EXERCISE AIM =>
Your task is to gather the lines below that hold the string "portrait".

[Stored records]
******************************

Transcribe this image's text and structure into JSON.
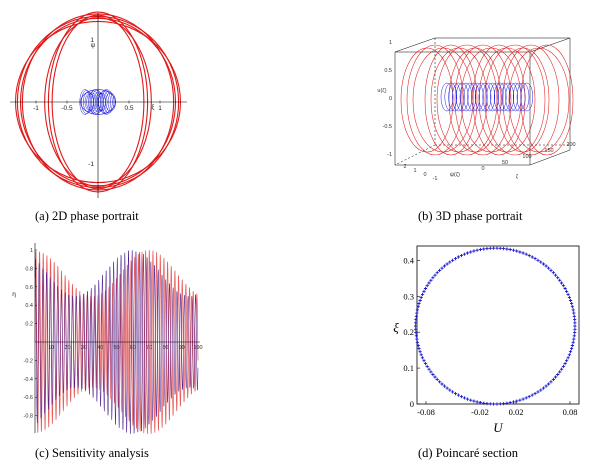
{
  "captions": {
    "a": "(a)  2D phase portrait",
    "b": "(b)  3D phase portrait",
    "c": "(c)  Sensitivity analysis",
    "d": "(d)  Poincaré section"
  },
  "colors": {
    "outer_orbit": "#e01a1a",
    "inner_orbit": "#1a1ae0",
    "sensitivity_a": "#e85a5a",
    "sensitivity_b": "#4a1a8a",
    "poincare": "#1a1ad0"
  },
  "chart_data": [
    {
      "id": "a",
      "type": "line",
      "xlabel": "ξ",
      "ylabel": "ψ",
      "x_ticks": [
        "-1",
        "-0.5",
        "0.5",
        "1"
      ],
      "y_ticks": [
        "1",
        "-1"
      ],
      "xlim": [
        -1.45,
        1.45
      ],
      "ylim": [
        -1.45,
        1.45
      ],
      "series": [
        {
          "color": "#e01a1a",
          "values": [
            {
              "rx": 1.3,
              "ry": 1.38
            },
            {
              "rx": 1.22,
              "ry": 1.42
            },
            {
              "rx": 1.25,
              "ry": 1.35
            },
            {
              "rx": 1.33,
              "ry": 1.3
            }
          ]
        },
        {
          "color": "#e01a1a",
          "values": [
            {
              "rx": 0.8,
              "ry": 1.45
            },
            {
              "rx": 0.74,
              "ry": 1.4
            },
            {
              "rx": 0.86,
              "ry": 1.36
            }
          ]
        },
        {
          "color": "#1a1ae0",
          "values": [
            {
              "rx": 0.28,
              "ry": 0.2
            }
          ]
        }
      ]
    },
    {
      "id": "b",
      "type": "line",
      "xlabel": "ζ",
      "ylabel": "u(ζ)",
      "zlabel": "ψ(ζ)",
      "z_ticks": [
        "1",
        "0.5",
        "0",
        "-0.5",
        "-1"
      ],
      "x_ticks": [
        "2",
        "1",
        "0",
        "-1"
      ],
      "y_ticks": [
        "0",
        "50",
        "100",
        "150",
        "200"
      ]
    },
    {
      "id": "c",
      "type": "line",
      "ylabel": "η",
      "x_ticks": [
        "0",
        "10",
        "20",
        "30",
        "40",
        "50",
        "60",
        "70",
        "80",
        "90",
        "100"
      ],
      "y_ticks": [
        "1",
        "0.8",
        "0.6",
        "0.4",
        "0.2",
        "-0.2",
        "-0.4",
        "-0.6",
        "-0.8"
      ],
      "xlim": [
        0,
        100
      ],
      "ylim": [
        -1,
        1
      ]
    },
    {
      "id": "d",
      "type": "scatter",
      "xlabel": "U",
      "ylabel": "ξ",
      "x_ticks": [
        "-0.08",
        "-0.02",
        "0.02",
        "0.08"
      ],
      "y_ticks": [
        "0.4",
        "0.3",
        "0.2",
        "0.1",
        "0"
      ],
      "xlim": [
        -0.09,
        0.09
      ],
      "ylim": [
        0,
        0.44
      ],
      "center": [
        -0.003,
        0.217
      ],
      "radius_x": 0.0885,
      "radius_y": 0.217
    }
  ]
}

******************************

WORKED ANSWER =>
    "a": "(a)  2D phase portrait",
    "b": "(b)  3D phase portrait",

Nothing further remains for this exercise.